Task to carry out:
Copy all lines that contain the word "dans".
☆ ☆ ☆
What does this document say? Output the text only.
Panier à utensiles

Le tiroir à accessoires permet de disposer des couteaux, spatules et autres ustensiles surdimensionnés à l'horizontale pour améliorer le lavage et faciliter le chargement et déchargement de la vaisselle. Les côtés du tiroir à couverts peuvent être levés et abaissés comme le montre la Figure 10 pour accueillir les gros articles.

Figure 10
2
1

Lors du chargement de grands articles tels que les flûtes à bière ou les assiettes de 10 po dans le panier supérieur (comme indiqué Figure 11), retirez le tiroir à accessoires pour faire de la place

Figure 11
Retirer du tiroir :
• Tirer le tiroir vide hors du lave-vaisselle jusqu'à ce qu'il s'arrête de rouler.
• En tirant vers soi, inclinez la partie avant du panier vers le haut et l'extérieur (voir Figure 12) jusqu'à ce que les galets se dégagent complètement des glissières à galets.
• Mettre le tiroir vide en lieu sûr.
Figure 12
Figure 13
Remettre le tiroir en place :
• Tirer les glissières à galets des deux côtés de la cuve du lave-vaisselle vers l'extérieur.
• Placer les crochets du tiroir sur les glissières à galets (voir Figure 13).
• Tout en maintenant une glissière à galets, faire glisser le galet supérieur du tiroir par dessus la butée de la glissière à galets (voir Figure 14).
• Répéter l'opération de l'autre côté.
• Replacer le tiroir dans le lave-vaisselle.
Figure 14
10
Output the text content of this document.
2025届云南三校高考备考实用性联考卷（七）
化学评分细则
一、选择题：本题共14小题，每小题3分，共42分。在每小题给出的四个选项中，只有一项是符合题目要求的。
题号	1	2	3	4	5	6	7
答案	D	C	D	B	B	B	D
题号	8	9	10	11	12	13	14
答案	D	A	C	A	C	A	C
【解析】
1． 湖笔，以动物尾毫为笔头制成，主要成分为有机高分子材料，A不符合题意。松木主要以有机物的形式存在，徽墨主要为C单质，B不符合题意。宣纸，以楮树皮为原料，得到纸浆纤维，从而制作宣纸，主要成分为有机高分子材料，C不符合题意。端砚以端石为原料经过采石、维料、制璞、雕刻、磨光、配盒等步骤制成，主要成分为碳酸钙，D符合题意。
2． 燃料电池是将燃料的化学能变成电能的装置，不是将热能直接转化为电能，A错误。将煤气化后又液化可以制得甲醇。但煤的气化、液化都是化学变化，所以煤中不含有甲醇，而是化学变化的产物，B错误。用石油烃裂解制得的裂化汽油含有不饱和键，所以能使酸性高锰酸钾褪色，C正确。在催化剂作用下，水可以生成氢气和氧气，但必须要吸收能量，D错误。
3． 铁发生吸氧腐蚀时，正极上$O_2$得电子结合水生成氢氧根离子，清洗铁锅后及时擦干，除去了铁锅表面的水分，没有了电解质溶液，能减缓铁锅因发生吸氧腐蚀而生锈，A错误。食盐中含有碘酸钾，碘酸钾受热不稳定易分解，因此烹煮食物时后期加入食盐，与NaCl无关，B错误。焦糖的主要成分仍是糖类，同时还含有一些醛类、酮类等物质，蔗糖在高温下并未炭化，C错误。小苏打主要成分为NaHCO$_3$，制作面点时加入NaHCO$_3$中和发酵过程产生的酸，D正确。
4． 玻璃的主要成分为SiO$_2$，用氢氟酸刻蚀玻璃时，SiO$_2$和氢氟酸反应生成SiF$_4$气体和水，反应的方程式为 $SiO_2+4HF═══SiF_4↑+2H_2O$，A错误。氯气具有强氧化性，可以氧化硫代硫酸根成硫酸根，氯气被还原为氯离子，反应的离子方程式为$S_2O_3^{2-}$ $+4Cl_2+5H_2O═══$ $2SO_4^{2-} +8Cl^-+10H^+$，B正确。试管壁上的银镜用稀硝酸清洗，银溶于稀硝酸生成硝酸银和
☆ ☆ ☆
Full response:
Lors du chargement de grands articles tels que les flûtes à bière ou les assiettes de 10 po dans le panier supérieur (comme indiqué Figure 11), retirez le tiroir à accessoires pour faire de la place
• Replacer le tiroir dans le lave-vaisselle.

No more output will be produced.